Entries:

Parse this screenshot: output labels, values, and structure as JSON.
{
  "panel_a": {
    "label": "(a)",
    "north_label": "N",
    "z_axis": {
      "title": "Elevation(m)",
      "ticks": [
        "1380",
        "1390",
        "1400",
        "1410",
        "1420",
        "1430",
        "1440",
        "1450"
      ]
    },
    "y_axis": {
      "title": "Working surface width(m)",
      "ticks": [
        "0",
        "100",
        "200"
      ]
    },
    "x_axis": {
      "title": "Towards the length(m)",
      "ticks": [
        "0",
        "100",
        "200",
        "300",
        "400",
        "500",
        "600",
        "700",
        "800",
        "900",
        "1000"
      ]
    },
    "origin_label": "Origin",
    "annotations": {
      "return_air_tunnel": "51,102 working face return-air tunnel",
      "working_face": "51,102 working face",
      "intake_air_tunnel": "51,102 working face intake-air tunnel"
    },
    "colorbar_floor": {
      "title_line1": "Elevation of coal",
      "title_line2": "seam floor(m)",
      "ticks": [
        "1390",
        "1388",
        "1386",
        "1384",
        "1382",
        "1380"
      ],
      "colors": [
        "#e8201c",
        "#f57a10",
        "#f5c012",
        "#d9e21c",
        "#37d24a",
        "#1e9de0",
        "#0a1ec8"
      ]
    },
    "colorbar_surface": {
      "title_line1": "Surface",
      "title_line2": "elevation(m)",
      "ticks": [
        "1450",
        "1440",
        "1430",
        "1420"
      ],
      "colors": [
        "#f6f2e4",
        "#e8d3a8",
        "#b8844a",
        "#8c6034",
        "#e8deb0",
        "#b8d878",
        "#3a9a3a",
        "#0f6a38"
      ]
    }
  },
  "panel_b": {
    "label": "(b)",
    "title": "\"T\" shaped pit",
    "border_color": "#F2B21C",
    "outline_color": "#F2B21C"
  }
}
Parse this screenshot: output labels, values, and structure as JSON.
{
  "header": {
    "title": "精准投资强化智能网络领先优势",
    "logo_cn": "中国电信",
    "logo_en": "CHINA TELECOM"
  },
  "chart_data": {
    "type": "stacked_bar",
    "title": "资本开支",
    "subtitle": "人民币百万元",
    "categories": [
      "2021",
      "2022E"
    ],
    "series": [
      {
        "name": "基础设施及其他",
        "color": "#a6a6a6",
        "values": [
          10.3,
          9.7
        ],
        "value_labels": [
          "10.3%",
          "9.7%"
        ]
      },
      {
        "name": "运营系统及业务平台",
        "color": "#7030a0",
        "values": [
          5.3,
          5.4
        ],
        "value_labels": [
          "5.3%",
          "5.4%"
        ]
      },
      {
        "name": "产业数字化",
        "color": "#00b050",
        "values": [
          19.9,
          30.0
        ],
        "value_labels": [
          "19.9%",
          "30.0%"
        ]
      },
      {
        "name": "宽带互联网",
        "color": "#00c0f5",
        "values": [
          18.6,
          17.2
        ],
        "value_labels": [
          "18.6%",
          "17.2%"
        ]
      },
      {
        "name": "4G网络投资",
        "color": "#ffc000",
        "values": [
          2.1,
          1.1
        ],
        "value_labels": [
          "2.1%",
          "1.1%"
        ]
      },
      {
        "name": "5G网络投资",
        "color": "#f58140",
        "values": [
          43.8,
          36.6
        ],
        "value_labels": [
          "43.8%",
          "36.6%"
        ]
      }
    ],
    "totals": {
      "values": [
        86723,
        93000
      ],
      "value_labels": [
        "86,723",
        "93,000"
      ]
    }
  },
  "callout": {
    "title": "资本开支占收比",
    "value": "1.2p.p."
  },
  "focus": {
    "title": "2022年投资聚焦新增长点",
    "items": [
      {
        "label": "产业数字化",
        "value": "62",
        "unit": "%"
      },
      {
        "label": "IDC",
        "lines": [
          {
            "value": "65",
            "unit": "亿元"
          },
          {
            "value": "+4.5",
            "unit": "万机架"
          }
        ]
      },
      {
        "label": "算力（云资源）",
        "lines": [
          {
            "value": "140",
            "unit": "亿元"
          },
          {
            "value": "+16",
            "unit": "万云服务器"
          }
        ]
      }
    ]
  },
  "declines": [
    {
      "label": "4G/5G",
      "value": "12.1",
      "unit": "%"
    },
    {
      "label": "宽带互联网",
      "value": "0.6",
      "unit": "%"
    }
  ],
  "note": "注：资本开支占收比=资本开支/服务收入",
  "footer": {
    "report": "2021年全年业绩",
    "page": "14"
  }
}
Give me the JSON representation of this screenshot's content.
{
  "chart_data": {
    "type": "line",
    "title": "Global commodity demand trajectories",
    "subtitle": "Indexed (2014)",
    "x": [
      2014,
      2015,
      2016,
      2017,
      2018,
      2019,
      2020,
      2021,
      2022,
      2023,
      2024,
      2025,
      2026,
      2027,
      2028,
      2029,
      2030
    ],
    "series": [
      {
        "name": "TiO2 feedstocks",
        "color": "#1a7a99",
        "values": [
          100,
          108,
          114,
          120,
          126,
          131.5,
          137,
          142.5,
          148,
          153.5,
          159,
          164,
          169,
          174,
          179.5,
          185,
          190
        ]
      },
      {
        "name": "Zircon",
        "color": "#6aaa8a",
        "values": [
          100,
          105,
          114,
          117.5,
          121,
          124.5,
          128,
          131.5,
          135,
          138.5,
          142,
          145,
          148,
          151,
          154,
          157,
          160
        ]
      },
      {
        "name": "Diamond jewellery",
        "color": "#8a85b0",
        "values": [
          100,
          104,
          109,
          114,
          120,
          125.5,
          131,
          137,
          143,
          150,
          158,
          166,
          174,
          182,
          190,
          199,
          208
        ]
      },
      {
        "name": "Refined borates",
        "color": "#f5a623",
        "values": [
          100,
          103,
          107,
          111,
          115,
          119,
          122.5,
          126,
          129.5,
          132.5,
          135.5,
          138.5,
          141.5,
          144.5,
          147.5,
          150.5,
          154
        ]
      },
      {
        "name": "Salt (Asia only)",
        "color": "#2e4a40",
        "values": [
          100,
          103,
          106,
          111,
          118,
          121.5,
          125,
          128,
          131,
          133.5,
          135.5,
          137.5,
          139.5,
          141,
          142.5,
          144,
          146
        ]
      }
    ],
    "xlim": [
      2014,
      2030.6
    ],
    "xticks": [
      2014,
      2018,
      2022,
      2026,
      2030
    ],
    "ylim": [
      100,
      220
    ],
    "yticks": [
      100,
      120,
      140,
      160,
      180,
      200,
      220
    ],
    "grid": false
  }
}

Problem to solve: Set out the complete listing exactly as shown.

Reply to the exercise:
Parse this screenshot: output labels, values, and structure as JSON.
{
  "panel_a": {
    "label": "(a)",
    "north_label": "N",
    "z_axis": {
      "title": "Elevation(m)",
      "ticks": [
        "1380",
        "1390",
        "1400",
        "1410",
        "1420",
        "1430",
        "1440",
        "1450"
      ]
    },
    "y_axis": {
      "title": "Working surface width(m)",
      "ticks": [
        "0",
        "100",
        "200"
      ]
    },
    "x_axis": {
      "title": "Towards the length(m)",
      "ticks": [
        "0",
        "100",
        "200",
        "300",
        "400",
        "500",
        "600",
        "700",
        "800",
        "900",
        "1000"
      ]
    },
    "origin_label": "Origin",
    "annotations": {
      "return_air_tunnel": "51,102 working face return-air tunnel",
      "working_face": "51,102 working face",
      "intake_air_tunnel": "51,102 working face intake-air tunnel"
    },
    "colorbar_floor": {
      "title_line1": "Elevation of coal",
      "title_line2": "seam floor(m)",
      "ticks": [
        "1390",
        "1388",
        "1386",
        "1384",
        "1382",
        "1380"
      ],
      "colors": [
        "#e8201c",
        "#f57a10",
        "#f5c012",
        "#d9e21c",
        "#37d24a",
        "#1e9de0",
        "#0a1ec8"
      ]
    },
    "colorbar_surface": {
      "title_line1": "Surface",
      "title_line2": "elevation(m)",
      "ticks": [
        "1450",
        "1440",
        "1430",
        "1420"
      ],
      "colors": [
        "#f6f2e4",
        "#e8d3a8",
        "#b8844a",
        "#8c6034",
        "#e8deb0",
        "#b8d878",
        "#3a9a3a",
        "#0f6a38"
      ]
    }
  },
  "panel_b": {
    "label": "(b)",
    "title": "\"T\" shaped pit",
    "border_color": "#F2B21C",
    "outline_color": "#F2B21C"
  }
}
Parse this screenshot: output labels, values, and structure as JSON.
{
  "header": {
    "title": "精准投资强化智能网络领先优势",
    "logo_cn": "中国电信",
    "logo_en": "CHINA TELECOM"
  },
  "chart_data": {
    "type": "stacked_bar",
    "title": "资本开支",
    "subtitle": "人民币百万元",
    "categories": [
      "2021",
      "2022E"
    ],
    "series": [
      {
        "name": "基础设施及其他",
        "color": "#a6a6a6",
        "values": [
          10.3,
          9.7
        ],
        "value_labels": [
          "10.3%",
          "9.7%"
        ]
      },
      {
        "name": "运营系统及业务平台",
        "color": "#7030a0",
        "values": [
          5.3,
          5.4
        ],
        "value_labels": [
          "5.3%",
          "5.4%"
        ]
      },
      {
        "name": "产业数字化",
        "color": "#00b050",
        "values": [
          19.9,
          30.0
        ],
        "value_labels": [
          "19.9%",
          "30.0%"
        ]
      },
      {
        "name": "宽带互联网",
        "color": "#00c0f5",
        "values": [
          18.6,
          17.2
        ],
        "value_labels": [
          "18.6%",
          "17.2%"
        ]
      },
      {
        "name": "4G网络投资",
        "color": "#ffc000",
        "values": [
          2.1,
          1.1
        ],
        "value_labels": [
          "2.1%",
          "1.1%"
        ]
      },
      {
        "name": "5G网络投资",
        "color": "#f58140",
        "values": [
          43.8,
          36.6
        ],
        "value_labels": [
          "43.8%",
          "36.6%"
        ]
      }
    ],
    "totals": {
      "values": [
        86723,
        93000
      ],
      "value_labels": [
        "86,723",
        "93,000"
      ]
    }
  },
  "callout": {
    "title": "资本开支占收比",
    "value": "1.2p.p."
  },
  "focus": {
    "title": "2022年投资聚焦新增长点",
    "items": [
      {
        "label": "产业数字化",
        "value": "62",
        "unit": "%"
      },
      {
        "label": "IDC",
        "lines": [
          {
            "value": "65",
            "unit": "亿元"
          },
          {
            "value": "+4.5",
            "unit": "万机架"
          }
        ]
      },
      {
        "label": "算力（云资源）",
        "lines": [
          {
            "value": "140",
            "unit": "亿元"
          },
          {
            "value": "+16",
            "unit": "万云服务器"
          }
        ]
      }
    ]
  },
  "declines": [
    {
      "label": "4G/5G",
      "value": "12.1",
      "unit": "%"
    },
    {
      "label": "宽带互联网",
      "value": "0.6",
      "unit": "%"
    }
  ],
  "note": "注：资本开支占收比=资本开支/服务收入",
  "footer": {
    "report": "2021年全年业绩",
    "page": "14"
  }
}
Give me the JSON representation of this screenshot's content.
{
  "chart_data": {
    "type": "line",
    "title": "Global commodity demand trajectories",
    "subtitle": "Indexed (2014)",
    "x": [
      2014,
      2015,
      2016,
      2017,
      2018,
      2019,
      2020,
      2021,
      2022,
      2023,
      2024,
      2025,
      2026,
      2027,
      2028,
      2029,
      2030
    ],
    "series": [
      {
        "name": "TiO2 feedstocks",
        "color": "#1a7a99",
        "values": [
          100,
          108,
          114,
          120,
          126,
          131.5,
          137,
          142.5,
          148,
          153.5,
          159,
          164,
          169,
          174,
          179.5,
          185,
          190
        ]
      },
      {
        "name": "Zircon",
        "color": "#6aaa8a",
        "values": [
          100,
          105,
          114,
          117.5,
          121,
          124.5,
          128,
          131.5,
          135,
          138.5,
          142,
          145,
          148,
          151,
          154,
          157,
          160
        ]
      },
      {
        "name": "Diamond jewellery",
        "color": "#8a85b0",
        "values": [
          100,
          104,
          109,
          114,
          120,
          125.5,
          131,
          137,
          143,
          150,
          158,
          166,
          174,
          182,
          190,
          199,
          208
        ]
      },
      {
        "name": "Refined borates",
        "color": "#f5a623",
        "values": [
          100,
          103,
          107,
          111,
          115,
          119,
          122.5,
          126,
          129.5,
          132.5,
          135.5,
          138.5,
          141.5,
          144.5,
          147.5,
          150.5,
          154
        ]
      },
      {
        "name": "Salt (Asia only)",
        "color": "#2e4a40",
        "values": [
          100,
          103,
          106,
          111,
          118,
          121.5,
          125,
          128,
          131,
          133.5,
          135.5,
          137.5,
          139.5,
          141,
          142.5,
          144,
          146
        ]
      }
    ],
    "xlim": [
      2014,
      2030.6
    ],
    "xticks": [
      2014,
      2018,
      2022,
      2026,
      2030
    ],
    "ylim": [
      100,
      220
    ],
    "yticks": [
      100,
      120,
      140,
      160,
      180,
      200,
      220
    ],
    "grid": false
  }
}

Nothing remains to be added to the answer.